• **Work to be completed**
In the data that follows, count every line holding the string "Determine" and give the count alone.

━━━━━━━━━━━━━━━━━━━━━━━━━━━━━━

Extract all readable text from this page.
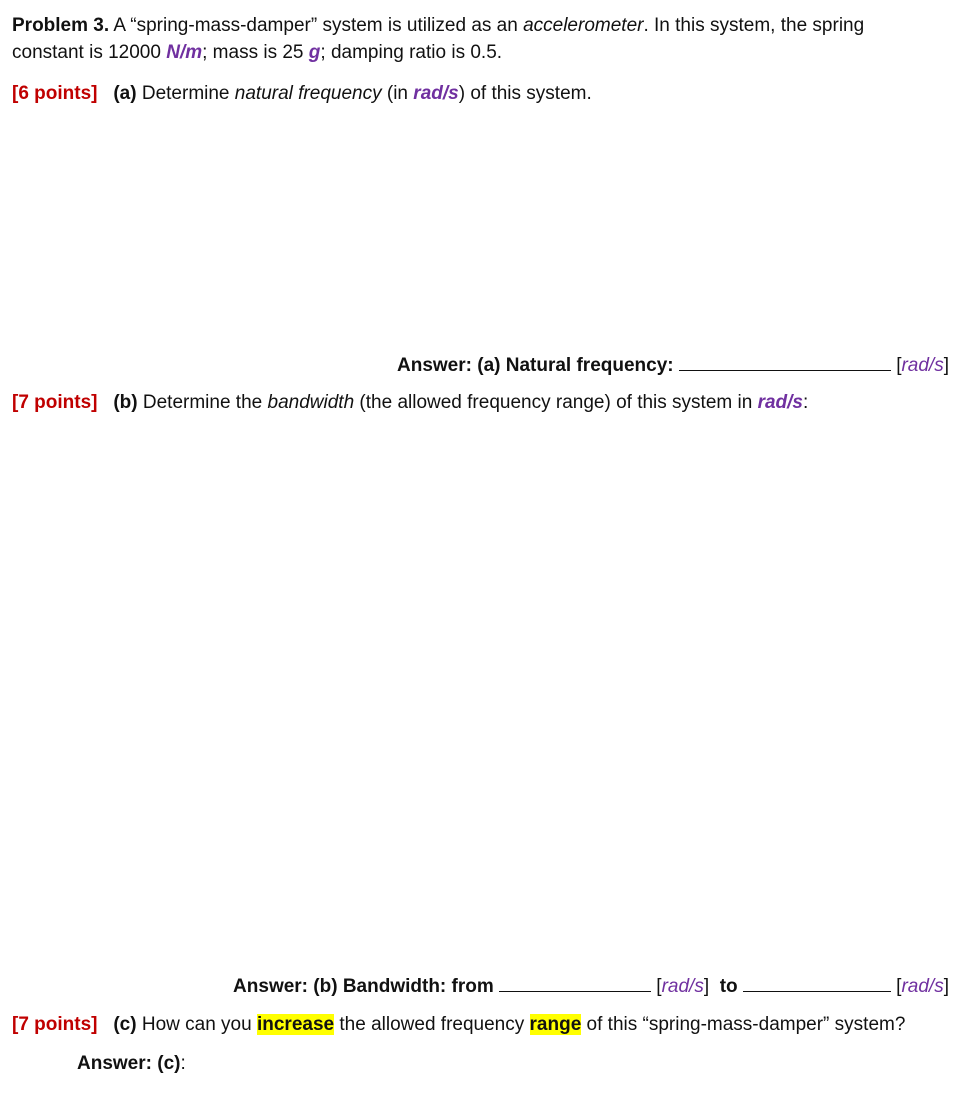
Problem 3. A “spring-mass-damper” system is utilized as an accelerometer. In this system, the spring
constant is 12000 N/m; mass is 25 g; damping ratio is 0.5.
[6 points] (a) Determine natural frequency (in rad/s) of this system.
Answer: (a) Natural frequency:	[rad/s]
[7 points] (b) Determine the bandwidth (the allowed frequency range) of this system in rad/s:
Answer: (b) Bandwidth: from	[rad/s]  to	[rad/s]
[7 points] (c) How can you increase the allowed frequency range of this “spring-mass-damper” system?
Answer: (c):
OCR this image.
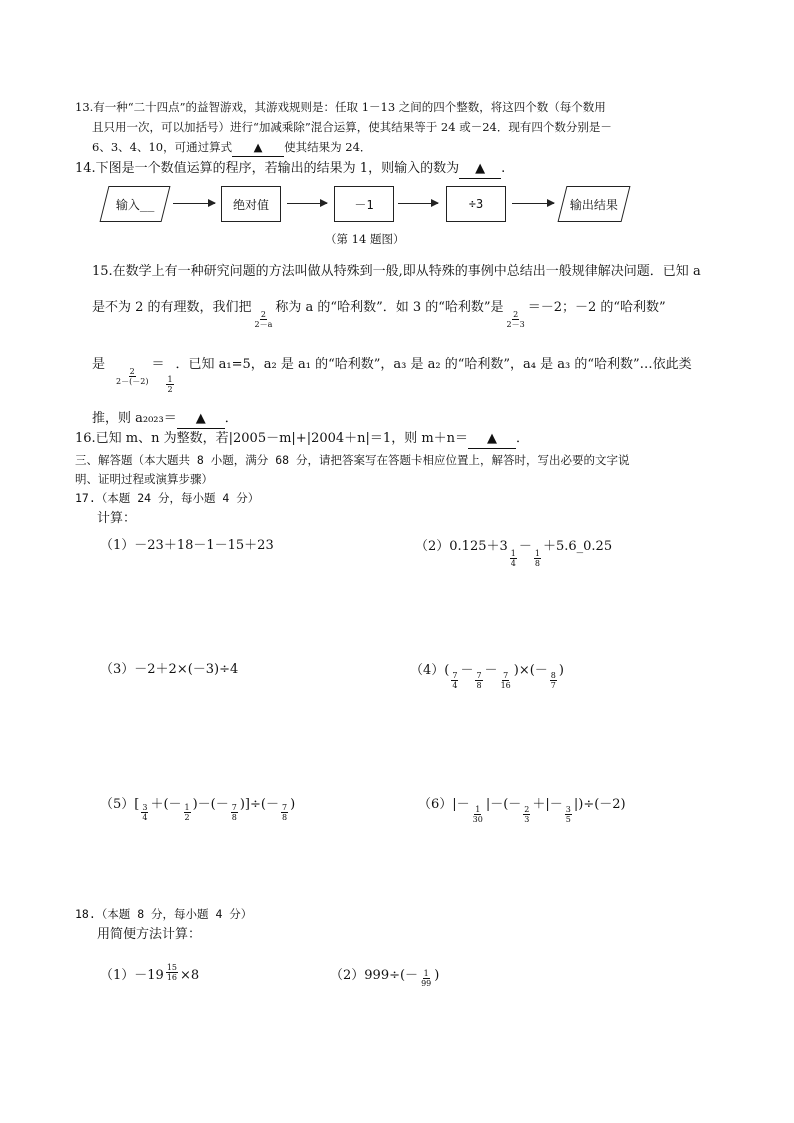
13.有一种“二十四点”的益智游戏，其游戏规则是：任取 1－13 之间的四个整数，将这四个数（每个数用
且只用一次，可以加括号）进行“加减乘除”混合运算，使其结果等于 24 或－24．现有四个数分别是－
6、3、4、10，可通过算式 ▲ 使其结果为 24．
14.下图是一个数值运算的程序，若输出的结果为 1，则输入的数为 ▲ .
输入__	绝对值	－1	÷3	输出结果
（第 14 题图）
15.在数学上有一种研究问题的方法叫做从特殊到一般,即从特殊的事例中总结出一般规律解决问题．已知 a
是不为 2 的有理数，我们把
$\frac{2}{2-a}$
称为 a 的“哈利数”．如 3 的“哈利数”是
$\frac{2}{2-3}$
＝－2；－2 的“哈利数”
是
$\frac{2}{2-(-2)}$
＝
$\frac{1}{2}$
．已知 a₁=5，a₂ 是 a₁ 的“哈利数”，a₃ 是 a₂ 的“哈利数”，a₄ 是 a₃ 的“哈利数”…依此类
推，则 a₂₀₂₃＝ ▲ ．
16.已知 m、n 为整数，若|2005－m|+|2004＋n|＝1，则 m＋n＝ ▲ ．
三、解答题（本大题共 8 小题，满分 68 分，请把答案写在答题卡相应位置上，解答时，写出必要的文字说
明、证明过程或演算步骤）
17.（本题 24 分，每小题 4 分）
计算：
（1）－23＋18－1－15＋23	（2）0.125＋3
$\frac{1}{4}$
－
$\frac{1}{8}$
＋5.6_0.25
（3）－2＋2×(－3)÷4	（4）(
$\frac{7}{4}$
－
$\frac{7}{8}$
－
$\frac{7}{16}$
)×(－
$\frac{8}{7}$
)
$(5)[ \frac{3}{4}$ ＋(－ $\frac{1}{2}$ )－(－ $\frac{7}{8}$ )]÷(－ $\frac{7}{8}$ )	（6）|－
$\frac{1}{30}$
|－(－
$\frac{2}{3}$
＋|－
$\frac{3}{5}$
|)÷(－2)
18.（本题 8 分，每小题 4 分）
用简便方法计算：
$(1)-19 \frac{15}{16} \times 8$	$(2)999\div(- \frac{1}{99}$ )
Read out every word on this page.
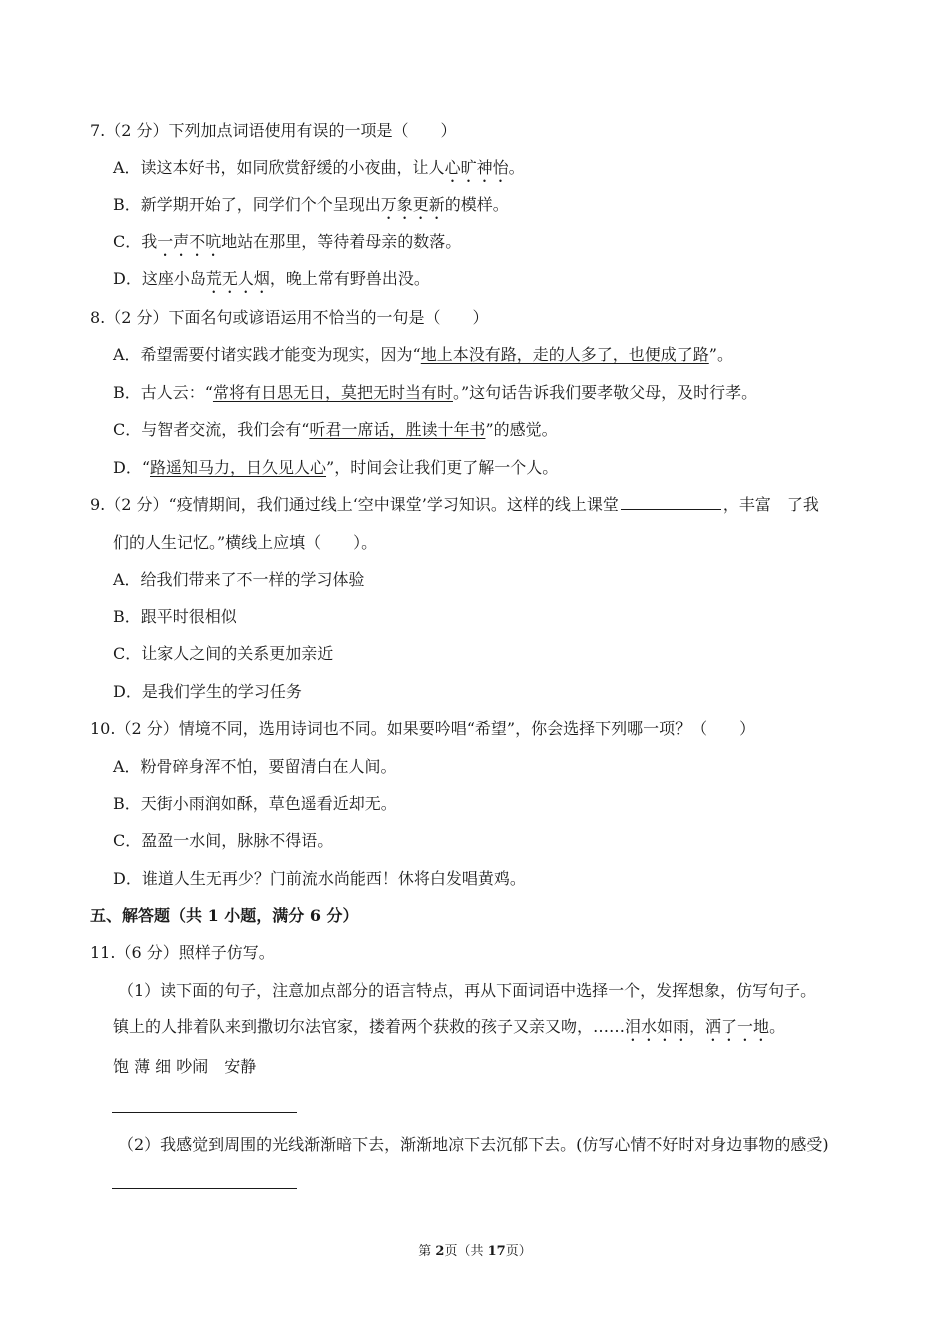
7.（2 分）下列加点词语使用有误的一项是（　　）
A．读这本好书，如同欣赏舒缓的小夜曲，让人心旷神怡。
B．新学期开始了，同学们个个呈现出万象更新的模样。
C．我一声不吭地站在那里，等待着母亲的数落。
D．这座小岛荒无人烟，晚上常有野兽出没。
8.（2 分）下面名句或谚语运用不恰当的一句是（　　）
A．希望需要付诸实践才能变为现实，因为“地上本没有路，走的人多了，也便成了路”。
B．古人云：“常将有日思无日，莫把无时当有时。”这句话告诉我们要孝敬父母，及时行孝。
C．与智者交流，我们会有“听君一席话，胜读十年书”的感觉。
D．“路遥知马力，日久见人心”，时间会让我们更了解一个人。
9.（2 分）“疫情期间，我们通过线上‘空中课堂’学习知识。这样的线上课堂	，丰富　了我
们的人生记忆。”横线上应填（　　）。
A．给我们带来了不一样的学习体验
B．跟平时很相似
C．让家人之间的关系更加亲近
D．是我们学生的学习任务
10.（2 分）情境不同，选用诗词也不同。如果要吟唱“希望”，你会选择下列哪一项？（　　）
A．粉骨碎身浑不怕，要留清白在人间。
B．天街小雨润如酥，草色遥看近却无。
C．盈盈一水间，脉脉不得语。
D．谁道人生无再少？门前流水尚能西！休将白发唱黄鸡。
五、解答题（共 1 小题，满分 6 分）
11.（6 分）照样子仿写。
（1）读下面的句子，注意加点部分的语言特点，再从下面词语中选择一个，发挥想象，仿写句子。
镇上的人排着队来到撒切尔法官家，搂着两个获救的孩子又亲又吻，……泪水如雨，洒了一地。
饱 薄 细 吵闹　安静
（2）我感觉到周围的光线渐渐暗下去，渐渐地凉下去沉郁下去。(仿写心情不好时对身边事物的感受)
第 2页（共 17页）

━━━━━━━━━━━━━━━━━━━━━━━━━━━━━━

• **Task output**
2